• _WHAT IS ASKED_: Find and return each line containing "leName".

Dataset excerpts:
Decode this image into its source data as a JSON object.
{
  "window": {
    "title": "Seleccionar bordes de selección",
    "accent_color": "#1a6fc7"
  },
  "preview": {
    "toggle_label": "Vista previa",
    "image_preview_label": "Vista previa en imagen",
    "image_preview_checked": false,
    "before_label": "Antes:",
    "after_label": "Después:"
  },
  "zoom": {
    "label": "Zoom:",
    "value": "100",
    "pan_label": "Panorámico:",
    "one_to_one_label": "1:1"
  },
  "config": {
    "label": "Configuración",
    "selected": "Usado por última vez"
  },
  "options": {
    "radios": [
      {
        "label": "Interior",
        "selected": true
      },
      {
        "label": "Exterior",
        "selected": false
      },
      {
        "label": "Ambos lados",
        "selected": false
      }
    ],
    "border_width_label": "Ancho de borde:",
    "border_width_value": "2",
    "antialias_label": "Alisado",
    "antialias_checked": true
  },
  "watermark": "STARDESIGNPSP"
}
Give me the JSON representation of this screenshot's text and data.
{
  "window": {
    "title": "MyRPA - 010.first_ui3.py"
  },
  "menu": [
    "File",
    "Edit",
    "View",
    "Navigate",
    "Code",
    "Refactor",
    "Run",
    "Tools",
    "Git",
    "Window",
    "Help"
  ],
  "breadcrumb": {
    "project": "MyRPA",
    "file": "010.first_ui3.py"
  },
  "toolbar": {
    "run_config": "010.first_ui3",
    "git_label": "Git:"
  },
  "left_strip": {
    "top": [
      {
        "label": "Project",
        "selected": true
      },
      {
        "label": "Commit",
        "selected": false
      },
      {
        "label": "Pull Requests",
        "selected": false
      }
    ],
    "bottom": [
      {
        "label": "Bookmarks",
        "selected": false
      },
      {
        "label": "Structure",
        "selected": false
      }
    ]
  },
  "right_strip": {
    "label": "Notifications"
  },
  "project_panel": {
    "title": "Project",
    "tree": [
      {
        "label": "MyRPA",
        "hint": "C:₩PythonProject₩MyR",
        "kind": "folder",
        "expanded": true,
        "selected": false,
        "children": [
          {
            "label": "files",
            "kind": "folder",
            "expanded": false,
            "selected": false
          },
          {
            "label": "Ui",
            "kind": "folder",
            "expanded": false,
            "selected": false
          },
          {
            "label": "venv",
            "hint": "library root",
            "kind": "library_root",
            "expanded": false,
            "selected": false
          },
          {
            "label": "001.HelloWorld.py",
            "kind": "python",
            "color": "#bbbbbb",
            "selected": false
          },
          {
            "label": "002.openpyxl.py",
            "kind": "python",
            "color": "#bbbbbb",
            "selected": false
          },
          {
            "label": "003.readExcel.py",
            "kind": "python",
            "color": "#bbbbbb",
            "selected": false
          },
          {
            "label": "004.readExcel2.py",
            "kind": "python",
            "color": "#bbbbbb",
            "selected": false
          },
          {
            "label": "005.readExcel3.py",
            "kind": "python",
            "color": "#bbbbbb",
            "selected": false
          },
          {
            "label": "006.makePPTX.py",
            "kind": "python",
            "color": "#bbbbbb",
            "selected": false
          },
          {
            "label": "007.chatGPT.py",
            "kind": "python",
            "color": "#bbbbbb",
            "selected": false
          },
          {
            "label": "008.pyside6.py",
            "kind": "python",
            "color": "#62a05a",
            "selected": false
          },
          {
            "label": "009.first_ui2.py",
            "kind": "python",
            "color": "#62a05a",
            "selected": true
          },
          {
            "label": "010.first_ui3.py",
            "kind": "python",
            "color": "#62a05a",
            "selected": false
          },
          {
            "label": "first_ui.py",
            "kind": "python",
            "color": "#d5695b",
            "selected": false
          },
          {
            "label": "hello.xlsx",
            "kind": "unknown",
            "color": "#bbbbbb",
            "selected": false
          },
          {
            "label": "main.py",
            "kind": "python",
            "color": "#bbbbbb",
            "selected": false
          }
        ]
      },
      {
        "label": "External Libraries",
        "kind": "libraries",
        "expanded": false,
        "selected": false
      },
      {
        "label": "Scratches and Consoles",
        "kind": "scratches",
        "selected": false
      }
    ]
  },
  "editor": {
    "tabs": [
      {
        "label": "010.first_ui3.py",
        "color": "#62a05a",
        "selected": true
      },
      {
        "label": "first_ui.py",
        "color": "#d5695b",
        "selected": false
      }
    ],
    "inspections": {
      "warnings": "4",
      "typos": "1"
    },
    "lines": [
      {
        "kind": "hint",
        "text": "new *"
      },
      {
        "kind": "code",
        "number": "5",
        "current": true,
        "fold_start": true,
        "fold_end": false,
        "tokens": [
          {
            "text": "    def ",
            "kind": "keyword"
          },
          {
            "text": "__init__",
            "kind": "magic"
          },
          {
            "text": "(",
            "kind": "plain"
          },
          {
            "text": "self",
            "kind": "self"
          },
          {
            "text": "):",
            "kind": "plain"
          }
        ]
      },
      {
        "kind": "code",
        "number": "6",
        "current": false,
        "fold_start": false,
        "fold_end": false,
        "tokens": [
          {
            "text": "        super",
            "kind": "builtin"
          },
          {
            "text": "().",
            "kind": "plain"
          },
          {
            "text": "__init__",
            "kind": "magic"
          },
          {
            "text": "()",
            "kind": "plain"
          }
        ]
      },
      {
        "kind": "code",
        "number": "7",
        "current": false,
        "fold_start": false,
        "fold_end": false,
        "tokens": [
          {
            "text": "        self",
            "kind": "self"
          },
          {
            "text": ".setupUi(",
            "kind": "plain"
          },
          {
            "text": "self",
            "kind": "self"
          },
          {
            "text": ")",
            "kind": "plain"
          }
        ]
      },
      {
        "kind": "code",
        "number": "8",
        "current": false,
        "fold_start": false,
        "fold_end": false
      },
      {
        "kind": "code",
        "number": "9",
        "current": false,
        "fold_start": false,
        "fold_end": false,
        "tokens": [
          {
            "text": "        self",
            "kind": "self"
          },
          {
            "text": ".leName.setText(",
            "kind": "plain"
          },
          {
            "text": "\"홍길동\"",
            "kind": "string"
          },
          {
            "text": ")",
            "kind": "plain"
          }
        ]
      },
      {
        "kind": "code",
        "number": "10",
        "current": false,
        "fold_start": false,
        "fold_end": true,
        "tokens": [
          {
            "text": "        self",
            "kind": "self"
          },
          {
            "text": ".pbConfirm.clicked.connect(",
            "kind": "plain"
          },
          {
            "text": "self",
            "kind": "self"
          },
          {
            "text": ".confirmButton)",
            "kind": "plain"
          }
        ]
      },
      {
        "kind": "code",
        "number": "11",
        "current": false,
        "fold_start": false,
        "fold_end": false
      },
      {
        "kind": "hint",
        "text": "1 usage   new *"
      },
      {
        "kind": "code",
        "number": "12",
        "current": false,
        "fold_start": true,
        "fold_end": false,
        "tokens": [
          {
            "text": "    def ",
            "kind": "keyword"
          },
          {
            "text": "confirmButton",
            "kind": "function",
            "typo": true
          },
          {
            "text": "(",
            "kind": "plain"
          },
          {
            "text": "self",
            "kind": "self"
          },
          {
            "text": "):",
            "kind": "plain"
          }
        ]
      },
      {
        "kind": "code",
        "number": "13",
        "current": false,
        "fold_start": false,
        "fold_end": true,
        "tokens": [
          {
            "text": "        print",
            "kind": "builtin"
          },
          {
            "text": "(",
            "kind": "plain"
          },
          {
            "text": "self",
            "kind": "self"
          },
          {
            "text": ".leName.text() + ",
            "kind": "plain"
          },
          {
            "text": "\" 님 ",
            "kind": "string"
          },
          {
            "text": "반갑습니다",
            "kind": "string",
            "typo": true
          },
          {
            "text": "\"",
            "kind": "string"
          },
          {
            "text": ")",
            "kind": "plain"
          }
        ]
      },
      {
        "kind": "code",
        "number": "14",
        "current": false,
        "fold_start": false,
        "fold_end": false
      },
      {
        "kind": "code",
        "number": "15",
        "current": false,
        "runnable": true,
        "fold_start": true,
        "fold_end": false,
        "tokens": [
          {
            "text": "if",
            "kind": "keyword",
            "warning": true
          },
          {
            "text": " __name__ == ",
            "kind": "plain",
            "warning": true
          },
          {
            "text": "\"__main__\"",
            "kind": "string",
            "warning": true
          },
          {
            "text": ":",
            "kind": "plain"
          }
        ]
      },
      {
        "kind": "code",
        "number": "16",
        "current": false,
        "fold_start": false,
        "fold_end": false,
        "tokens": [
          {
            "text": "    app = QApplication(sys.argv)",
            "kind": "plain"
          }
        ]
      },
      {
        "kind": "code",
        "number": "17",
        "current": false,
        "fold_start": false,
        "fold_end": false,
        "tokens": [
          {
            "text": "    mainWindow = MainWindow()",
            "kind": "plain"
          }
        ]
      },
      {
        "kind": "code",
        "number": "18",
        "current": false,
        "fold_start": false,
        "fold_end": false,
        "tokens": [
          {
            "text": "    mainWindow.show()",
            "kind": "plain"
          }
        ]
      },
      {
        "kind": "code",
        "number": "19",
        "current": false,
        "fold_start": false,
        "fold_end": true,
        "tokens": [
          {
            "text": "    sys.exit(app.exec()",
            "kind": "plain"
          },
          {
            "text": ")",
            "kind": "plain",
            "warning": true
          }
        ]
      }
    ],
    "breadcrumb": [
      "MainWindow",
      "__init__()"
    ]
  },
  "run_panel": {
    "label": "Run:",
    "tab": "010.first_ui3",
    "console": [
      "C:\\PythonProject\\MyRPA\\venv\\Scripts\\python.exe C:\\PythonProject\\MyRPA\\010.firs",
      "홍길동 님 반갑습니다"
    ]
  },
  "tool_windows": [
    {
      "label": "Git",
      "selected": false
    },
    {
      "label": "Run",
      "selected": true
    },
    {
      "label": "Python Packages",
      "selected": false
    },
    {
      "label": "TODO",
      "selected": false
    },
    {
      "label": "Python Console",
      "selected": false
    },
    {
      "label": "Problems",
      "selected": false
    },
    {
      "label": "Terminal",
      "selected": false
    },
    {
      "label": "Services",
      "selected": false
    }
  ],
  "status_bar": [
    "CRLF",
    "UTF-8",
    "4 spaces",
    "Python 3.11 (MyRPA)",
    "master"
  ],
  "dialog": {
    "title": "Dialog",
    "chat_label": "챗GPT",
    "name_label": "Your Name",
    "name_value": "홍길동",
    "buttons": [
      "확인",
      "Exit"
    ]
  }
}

• _SOLUTION TO THE PROBLEM_:
            "text": ".leName.setText(",
            "text": ".leName.text() + ",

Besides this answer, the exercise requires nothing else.